**Records provided:**
+-------+

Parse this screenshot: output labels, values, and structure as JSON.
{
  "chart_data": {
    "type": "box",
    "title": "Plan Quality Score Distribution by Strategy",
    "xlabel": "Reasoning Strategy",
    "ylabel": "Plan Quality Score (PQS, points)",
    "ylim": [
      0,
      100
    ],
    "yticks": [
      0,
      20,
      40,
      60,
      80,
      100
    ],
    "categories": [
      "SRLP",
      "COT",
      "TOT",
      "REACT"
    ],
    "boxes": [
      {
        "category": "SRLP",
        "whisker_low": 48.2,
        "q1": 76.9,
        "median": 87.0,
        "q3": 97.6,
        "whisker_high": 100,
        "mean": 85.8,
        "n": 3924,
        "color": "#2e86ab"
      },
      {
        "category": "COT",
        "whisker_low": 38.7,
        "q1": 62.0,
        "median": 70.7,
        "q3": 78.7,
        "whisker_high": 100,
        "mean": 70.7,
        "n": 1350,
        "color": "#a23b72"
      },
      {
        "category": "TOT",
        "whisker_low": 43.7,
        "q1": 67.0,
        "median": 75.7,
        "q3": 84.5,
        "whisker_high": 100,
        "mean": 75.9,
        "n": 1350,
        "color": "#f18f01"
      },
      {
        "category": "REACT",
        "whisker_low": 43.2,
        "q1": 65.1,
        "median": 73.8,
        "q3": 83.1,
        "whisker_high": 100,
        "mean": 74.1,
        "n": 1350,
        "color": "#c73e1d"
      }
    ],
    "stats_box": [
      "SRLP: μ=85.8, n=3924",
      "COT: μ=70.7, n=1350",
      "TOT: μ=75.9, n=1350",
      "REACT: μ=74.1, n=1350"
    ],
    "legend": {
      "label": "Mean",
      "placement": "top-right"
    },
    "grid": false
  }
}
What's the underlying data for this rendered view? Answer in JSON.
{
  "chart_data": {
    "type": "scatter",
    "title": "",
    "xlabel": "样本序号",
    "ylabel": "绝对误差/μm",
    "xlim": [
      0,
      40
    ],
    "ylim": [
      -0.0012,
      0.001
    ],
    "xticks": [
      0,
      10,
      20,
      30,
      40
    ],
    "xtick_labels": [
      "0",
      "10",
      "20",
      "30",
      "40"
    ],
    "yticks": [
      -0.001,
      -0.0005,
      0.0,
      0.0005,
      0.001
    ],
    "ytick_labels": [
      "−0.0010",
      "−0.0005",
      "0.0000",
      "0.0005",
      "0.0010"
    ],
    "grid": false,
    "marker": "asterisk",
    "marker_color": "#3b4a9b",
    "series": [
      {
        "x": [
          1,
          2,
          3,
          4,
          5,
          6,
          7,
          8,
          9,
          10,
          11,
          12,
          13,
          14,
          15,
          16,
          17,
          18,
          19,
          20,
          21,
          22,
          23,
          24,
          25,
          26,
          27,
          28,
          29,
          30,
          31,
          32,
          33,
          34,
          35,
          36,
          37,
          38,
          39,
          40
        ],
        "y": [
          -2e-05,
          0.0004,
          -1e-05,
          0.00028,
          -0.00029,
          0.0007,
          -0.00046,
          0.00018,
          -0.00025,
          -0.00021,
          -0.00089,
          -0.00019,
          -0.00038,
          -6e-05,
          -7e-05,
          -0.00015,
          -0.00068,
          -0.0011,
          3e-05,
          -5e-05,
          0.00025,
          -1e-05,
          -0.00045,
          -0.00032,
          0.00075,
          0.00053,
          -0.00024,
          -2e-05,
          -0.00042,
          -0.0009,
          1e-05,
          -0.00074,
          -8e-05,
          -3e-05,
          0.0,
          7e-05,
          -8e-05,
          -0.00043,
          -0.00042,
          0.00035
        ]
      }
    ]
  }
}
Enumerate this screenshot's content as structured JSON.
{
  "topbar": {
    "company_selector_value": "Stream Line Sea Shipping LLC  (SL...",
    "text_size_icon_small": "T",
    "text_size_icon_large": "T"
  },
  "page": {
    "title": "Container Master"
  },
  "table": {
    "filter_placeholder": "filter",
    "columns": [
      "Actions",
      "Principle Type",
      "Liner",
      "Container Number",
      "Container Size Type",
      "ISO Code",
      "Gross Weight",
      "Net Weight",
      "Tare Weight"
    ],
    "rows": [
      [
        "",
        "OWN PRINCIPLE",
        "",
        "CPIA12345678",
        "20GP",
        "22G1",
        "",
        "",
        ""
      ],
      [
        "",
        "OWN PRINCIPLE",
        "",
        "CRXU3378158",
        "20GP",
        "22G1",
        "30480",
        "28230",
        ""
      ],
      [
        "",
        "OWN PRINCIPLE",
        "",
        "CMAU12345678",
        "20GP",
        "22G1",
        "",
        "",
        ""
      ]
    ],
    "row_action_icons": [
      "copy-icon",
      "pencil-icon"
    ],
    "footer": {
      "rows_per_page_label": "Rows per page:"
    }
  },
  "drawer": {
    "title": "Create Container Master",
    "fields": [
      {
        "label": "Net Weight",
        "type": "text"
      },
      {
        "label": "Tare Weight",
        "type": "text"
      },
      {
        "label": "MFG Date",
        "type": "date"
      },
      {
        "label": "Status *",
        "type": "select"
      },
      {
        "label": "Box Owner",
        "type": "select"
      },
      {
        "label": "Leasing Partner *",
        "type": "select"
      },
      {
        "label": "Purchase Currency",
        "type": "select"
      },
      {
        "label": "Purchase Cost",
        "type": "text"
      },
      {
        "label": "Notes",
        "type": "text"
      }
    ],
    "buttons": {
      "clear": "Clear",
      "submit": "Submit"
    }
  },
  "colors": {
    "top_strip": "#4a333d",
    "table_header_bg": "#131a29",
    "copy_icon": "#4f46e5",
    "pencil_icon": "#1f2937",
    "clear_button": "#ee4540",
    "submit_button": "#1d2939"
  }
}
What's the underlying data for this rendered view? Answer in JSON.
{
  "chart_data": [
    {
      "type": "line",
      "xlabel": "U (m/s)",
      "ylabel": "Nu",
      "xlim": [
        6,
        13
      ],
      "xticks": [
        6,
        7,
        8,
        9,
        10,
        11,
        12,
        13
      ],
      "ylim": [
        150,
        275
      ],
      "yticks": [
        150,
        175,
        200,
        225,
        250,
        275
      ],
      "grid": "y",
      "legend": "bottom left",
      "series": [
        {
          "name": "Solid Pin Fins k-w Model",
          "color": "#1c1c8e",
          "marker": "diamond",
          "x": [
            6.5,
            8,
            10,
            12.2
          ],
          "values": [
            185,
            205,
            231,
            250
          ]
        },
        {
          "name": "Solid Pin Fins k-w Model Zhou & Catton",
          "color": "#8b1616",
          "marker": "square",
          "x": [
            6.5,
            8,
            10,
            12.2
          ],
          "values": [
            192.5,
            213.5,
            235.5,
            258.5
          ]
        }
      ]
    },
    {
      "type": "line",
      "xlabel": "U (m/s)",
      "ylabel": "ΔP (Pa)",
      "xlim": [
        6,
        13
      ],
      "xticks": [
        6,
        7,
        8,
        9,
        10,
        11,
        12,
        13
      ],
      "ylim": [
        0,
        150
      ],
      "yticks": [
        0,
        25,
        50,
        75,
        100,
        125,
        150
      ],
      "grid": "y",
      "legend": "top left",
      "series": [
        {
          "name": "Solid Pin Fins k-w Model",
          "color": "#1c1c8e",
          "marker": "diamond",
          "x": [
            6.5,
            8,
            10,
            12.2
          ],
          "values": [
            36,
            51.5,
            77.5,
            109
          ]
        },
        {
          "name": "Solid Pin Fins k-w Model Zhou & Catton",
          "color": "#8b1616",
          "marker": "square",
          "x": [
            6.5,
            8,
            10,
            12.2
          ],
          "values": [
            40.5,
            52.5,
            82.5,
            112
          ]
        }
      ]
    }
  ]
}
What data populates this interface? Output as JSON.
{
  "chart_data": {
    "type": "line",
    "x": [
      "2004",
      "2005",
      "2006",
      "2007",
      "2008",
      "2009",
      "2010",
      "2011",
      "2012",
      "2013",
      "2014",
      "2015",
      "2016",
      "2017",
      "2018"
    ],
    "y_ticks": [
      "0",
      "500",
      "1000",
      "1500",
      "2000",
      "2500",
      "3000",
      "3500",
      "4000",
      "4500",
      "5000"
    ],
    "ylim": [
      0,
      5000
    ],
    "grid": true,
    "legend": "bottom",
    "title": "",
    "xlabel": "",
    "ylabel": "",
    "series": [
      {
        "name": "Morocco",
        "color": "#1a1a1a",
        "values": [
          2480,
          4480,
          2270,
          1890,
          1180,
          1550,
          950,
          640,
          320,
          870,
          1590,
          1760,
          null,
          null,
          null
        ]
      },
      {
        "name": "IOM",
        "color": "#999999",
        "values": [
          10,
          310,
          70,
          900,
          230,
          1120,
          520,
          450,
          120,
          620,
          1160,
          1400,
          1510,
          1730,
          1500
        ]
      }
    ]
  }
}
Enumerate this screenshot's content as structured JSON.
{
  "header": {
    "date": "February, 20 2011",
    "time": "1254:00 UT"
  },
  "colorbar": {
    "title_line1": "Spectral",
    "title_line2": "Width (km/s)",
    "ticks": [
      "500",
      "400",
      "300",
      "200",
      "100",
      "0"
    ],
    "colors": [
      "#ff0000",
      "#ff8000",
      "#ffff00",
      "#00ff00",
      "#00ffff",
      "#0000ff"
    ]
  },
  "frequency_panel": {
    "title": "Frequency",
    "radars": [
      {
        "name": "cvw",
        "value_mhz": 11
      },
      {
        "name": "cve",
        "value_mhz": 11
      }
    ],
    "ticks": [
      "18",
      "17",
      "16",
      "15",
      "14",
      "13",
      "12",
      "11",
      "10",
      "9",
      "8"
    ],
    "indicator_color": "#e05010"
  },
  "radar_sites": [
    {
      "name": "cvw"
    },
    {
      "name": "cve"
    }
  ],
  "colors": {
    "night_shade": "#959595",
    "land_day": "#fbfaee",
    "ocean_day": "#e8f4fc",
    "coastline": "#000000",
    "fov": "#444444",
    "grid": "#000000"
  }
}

+-------+

In the listing, find all lines with the string "Score" and copy them.

**Full answer:**
    "title": "Plan Quality Score Distribution by Strategy",
    "ylabel": "Plan Quality Score (PQS, points)",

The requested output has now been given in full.